*** Recorded information ***

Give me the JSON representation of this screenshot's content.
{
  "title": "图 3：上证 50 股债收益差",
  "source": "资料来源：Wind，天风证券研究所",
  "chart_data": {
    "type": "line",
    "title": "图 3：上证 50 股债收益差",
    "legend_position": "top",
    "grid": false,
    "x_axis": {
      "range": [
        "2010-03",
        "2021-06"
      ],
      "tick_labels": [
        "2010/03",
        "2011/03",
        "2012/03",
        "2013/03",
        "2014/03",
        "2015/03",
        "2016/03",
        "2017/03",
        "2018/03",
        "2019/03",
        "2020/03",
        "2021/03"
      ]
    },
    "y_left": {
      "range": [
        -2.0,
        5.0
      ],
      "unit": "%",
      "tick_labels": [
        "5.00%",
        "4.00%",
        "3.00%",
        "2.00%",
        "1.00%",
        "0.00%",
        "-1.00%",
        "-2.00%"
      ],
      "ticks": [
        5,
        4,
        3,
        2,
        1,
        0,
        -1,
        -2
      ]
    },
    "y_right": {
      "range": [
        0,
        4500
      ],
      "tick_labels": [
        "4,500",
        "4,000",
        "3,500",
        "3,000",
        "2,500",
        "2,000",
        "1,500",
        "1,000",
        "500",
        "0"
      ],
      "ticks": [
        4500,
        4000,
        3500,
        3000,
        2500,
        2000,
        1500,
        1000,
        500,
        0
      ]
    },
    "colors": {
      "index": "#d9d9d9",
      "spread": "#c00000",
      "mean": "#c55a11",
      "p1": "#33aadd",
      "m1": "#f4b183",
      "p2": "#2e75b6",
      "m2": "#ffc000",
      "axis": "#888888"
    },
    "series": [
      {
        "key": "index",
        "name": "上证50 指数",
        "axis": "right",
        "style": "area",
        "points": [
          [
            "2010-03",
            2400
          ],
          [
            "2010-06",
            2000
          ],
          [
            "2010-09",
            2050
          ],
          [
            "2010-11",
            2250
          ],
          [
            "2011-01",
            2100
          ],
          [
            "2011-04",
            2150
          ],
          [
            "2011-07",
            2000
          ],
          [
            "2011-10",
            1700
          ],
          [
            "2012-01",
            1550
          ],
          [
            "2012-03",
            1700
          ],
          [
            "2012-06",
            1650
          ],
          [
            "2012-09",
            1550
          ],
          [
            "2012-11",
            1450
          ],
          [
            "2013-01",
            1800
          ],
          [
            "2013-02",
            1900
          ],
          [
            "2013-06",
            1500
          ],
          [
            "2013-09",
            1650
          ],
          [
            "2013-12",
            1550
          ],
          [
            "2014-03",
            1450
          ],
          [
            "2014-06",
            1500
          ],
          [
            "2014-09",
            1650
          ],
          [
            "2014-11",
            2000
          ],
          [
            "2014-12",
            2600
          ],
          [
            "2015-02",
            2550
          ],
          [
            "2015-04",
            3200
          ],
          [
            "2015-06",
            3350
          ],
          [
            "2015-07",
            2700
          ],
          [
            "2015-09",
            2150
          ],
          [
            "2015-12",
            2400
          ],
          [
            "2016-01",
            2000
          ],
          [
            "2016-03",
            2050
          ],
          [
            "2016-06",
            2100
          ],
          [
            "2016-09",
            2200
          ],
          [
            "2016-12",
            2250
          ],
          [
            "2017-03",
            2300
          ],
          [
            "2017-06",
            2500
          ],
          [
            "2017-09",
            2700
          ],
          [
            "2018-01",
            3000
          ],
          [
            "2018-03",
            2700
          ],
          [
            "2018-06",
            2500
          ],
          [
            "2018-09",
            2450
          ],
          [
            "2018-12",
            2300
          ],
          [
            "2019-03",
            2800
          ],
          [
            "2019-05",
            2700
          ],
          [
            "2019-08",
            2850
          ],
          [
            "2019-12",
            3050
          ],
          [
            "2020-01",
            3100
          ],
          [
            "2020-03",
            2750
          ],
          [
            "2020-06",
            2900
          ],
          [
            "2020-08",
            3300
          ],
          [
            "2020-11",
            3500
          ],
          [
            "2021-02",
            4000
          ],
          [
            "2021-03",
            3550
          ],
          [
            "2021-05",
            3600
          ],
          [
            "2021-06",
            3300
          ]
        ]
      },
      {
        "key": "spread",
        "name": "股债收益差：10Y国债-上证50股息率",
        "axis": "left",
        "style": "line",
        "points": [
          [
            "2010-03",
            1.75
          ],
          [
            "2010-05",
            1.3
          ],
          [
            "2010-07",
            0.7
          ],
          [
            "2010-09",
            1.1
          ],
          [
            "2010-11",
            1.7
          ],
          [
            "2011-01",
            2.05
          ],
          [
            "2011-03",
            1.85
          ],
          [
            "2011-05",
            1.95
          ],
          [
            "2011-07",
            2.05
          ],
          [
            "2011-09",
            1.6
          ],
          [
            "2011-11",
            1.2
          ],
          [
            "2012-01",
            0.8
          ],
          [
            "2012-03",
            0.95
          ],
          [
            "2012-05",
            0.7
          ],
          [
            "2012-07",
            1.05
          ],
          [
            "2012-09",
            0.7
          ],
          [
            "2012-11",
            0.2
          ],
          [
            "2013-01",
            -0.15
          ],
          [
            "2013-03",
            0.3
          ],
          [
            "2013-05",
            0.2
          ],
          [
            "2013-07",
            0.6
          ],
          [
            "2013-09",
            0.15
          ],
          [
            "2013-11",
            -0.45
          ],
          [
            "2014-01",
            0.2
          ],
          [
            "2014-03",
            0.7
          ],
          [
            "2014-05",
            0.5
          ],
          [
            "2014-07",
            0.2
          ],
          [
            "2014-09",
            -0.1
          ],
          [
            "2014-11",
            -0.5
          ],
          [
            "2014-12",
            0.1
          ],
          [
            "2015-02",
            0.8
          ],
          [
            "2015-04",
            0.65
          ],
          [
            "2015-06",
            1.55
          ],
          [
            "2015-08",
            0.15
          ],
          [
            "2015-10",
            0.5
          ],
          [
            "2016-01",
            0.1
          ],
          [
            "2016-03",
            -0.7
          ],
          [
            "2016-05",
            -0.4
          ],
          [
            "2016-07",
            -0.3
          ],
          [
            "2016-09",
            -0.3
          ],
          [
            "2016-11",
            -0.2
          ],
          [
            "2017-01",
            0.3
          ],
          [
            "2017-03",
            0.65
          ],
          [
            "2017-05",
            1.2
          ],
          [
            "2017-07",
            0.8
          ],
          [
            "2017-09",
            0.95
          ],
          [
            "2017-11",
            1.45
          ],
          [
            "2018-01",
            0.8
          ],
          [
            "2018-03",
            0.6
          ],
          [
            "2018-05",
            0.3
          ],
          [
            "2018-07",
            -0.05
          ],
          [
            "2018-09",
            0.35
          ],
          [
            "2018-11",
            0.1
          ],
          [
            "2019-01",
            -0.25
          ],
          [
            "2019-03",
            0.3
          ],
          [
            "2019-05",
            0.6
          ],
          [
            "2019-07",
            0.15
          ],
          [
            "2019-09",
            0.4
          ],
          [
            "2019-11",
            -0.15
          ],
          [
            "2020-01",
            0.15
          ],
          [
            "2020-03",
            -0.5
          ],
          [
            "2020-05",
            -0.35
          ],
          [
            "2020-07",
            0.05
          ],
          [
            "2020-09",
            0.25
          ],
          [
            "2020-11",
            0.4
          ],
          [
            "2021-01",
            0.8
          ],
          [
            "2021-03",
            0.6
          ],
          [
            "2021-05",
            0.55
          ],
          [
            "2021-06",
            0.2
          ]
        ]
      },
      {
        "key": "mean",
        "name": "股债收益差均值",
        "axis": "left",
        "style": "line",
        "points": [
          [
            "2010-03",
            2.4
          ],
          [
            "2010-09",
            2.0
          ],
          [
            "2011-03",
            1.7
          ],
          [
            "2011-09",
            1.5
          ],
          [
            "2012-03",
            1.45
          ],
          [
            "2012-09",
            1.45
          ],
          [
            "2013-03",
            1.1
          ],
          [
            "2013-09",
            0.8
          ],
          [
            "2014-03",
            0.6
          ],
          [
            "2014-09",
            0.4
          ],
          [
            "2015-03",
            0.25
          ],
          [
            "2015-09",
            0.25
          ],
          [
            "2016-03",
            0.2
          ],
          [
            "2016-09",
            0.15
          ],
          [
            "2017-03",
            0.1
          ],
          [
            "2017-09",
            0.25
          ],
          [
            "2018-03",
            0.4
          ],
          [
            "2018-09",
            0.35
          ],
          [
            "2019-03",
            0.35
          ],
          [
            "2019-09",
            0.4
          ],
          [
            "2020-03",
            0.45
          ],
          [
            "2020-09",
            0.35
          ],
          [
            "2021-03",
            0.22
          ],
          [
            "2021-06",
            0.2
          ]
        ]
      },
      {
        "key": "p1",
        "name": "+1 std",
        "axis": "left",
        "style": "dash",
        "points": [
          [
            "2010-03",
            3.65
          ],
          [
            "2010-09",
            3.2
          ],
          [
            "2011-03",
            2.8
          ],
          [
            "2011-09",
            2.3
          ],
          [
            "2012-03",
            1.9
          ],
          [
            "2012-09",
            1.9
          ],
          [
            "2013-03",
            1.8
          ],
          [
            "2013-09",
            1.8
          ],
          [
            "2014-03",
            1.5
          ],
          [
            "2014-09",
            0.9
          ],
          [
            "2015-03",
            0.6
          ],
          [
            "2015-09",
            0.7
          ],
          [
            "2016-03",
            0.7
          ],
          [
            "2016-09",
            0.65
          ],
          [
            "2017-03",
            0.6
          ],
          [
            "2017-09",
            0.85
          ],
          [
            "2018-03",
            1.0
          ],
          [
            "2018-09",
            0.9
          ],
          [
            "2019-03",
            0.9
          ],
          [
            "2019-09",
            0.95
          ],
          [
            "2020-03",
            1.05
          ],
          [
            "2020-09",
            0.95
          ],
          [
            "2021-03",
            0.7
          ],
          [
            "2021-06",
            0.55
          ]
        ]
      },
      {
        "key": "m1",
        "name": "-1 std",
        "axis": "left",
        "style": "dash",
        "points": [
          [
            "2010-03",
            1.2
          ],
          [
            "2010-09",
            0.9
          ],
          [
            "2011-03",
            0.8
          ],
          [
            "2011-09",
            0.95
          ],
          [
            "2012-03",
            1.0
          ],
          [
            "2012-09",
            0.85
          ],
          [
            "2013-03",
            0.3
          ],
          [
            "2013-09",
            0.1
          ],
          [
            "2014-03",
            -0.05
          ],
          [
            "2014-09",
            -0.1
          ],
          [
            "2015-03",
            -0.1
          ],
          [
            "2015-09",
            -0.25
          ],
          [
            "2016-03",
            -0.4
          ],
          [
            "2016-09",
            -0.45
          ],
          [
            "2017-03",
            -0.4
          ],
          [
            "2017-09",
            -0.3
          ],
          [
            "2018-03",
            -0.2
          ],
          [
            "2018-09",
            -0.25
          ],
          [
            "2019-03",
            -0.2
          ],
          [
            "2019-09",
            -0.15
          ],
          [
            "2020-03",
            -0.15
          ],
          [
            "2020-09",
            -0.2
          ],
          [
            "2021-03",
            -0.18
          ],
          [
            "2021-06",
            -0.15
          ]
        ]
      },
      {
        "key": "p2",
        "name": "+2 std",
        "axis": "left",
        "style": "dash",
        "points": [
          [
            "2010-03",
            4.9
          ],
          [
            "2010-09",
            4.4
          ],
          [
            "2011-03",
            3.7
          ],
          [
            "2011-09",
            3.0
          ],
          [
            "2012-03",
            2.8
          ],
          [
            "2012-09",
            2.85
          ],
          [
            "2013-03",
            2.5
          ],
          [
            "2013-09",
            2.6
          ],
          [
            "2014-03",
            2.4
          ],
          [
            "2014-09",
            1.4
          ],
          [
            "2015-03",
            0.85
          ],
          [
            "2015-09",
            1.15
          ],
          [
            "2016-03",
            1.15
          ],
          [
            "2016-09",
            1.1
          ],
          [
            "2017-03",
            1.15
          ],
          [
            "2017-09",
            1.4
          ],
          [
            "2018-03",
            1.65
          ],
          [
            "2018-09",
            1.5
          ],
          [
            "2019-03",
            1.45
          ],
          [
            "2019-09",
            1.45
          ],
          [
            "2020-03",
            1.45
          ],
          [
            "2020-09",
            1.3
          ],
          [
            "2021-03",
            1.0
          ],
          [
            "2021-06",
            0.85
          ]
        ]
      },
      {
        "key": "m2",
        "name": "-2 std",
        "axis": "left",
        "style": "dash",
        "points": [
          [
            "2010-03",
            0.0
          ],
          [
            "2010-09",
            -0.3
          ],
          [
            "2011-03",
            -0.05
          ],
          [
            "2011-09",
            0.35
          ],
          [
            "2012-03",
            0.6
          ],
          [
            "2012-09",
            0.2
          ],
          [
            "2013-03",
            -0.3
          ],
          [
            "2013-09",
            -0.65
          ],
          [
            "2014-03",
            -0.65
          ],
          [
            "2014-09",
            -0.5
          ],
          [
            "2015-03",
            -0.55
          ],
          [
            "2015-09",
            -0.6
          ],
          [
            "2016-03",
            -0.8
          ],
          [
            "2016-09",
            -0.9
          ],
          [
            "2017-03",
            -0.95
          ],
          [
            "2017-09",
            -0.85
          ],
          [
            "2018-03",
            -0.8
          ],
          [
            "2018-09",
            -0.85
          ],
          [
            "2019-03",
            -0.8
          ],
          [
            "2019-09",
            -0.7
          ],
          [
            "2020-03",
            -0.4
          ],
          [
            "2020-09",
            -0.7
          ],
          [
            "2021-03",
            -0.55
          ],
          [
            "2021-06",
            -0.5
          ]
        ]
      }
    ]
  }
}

***

Among the lines of the data, identify those with the word "title". Copy each of them.

(Answer)
  "title": "图 3：上证 50 股债收益差",
    "title": "图 3：上证 50 股债收益差",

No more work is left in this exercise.